-- BEGIN ITEMS --

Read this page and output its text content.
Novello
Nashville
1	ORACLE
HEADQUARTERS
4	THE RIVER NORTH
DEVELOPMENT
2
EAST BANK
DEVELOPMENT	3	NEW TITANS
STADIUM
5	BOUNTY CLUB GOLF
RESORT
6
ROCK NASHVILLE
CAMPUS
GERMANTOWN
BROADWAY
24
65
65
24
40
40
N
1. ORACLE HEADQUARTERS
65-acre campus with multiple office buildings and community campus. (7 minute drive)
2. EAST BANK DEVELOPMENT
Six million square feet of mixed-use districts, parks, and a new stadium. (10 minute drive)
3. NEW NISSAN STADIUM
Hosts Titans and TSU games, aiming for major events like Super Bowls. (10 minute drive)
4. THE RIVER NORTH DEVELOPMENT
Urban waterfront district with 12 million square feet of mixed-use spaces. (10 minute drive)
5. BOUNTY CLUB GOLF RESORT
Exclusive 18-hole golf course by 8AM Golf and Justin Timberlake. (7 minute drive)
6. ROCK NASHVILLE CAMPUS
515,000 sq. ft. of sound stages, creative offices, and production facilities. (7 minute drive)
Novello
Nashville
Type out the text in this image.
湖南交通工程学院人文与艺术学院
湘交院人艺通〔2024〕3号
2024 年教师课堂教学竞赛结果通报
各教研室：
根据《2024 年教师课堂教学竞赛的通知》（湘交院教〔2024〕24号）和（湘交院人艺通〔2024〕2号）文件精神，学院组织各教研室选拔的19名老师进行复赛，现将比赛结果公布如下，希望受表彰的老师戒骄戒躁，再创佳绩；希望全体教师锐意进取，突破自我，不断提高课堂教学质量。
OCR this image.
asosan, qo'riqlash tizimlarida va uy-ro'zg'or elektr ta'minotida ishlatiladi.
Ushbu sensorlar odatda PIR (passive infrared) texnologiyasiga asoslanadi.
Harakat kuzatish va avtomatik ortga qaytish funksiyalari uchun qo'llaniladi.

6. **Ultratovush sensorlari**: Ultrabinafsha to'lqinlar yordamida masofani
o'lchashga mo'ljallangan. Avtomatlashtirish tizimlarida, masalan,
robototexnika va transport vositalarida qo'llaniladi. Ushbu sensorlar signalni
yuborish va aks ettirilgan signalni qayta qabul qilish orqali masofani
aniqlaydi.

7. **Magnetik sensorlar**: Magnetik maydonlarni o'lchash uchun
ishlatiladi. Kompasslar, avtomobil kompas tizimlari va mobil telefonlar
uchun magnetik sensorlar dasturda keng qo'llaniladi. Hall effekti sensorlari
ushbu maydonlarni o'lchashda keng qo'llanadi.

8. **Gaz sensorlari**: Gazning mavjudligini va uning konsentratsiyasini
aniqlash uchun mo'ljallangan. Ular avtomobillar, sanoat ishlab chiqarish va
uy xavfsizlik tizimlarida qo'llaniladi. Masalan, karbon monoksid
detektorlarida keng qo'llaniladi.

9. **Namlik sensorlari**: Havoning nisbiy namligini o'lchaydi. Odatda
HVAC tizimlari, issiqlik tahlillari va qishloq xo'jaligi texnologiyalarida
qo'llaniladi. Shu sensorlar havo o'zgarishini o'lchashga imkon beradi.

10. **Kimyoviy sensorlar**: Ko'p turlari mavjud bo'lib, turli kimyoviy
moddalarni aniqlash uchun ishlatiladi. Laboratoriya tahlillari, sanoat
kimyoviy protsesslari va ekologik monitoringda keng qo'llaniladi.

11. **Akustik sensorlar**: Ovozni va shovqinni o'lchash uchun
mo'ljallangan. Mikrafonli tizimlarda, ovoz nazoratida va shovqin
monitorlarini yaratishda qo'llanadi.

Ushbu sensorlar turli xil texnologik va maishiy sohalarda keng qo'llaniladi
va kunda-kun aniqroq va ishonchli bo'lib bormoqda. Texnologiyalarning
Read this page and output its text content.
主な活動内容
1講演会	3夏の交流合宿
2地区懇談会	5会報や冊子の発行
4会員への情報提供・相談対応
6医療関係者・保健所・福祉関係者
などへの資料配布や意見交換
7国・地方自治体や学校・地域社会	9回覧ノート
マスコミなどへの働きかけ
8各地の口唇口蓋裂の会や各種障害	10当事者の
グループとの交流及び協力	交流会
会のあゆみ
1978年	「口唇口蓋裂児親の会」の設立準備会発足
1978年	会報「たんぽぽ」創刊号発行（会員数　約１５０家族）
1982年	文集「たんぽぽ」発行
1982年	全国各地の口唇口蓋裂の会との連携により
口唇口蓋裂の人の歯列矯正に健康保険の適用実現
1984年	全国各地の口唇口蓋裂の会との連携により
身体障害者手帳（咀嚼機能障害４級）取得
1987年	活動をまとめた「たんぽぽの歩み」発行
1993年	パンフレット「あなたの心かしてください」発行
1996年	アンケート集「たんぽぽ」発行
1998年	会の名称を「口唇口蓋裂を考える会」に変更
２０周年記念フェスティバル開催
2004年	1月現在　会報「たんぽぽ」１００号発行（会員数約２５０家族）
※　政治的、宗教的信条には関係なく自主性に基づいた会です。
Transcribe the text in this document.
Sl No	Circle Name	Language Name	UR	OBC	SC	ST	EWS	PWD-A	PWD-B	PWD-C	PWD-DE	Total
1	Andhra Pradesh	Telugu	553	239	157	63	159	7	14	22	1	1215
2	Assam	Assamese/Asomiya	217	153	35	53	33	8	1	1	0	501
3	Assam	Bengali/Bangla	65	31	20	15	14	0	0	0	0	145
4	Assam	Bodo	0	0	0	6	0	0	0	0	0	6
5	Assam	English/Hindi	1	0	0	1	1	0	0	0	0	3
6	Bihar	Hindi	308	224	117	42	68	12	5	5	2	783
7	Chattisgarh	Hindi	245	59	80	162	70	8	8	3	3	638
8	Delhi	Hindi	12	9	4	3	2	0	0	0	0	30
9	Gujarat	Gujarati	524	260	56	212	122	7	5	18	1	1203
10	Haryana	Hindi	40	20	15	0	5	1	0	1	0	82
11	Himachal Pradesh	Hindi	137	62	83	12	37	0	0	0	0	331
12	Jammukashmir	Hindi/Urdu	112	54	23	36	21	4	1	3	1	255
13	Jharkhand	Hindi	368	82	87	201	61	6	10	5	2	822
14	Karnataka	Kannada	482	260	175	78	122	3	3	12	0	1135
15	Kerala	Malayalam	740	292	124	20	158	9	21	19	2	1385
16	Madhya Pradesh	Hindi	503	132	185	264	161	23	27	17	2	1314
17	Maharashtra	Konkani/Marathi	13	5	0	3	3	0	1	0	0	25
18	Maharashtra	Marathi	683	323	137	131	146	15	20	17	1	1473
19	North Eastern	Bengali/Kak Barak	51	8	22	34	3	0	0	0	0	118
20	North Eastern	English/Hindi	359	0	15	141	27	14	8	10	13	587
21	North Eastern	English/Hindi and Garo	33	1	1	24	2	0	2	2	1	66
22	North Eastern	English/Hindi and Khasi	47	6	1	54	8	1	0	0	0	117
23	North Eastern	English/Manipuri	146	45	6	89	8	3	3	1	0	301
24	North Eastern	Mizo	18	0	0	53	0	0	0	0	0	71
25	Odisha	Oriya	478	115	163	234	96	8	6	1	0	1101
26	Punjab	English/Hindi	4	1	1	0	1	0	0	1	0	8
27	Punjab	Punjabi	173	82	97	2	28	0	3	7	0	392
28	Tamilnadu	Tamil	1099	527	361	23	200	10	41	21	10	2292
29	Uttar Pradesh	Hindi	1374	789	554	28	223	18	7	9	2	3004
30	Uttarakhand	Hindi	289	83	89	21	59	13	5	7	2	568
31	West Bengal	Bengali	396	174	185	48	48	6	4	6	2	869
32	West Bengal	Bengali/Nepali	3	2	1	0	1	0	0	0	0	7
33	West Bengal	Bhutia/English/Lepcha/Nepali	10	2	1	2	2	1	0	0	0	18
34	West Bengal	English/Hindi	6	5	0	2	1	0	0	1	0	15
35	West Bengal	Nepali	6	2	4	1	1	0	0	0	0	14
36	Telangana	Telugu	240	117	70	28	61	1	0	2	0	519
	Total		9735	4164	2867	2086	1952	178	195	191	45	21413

-- END ITEMS --

TO BE DONE >> Exactly how many lines contain "BOUNTY"? State the number and nothing else.

OUTPUT FOR THIS EXERCISE >> 2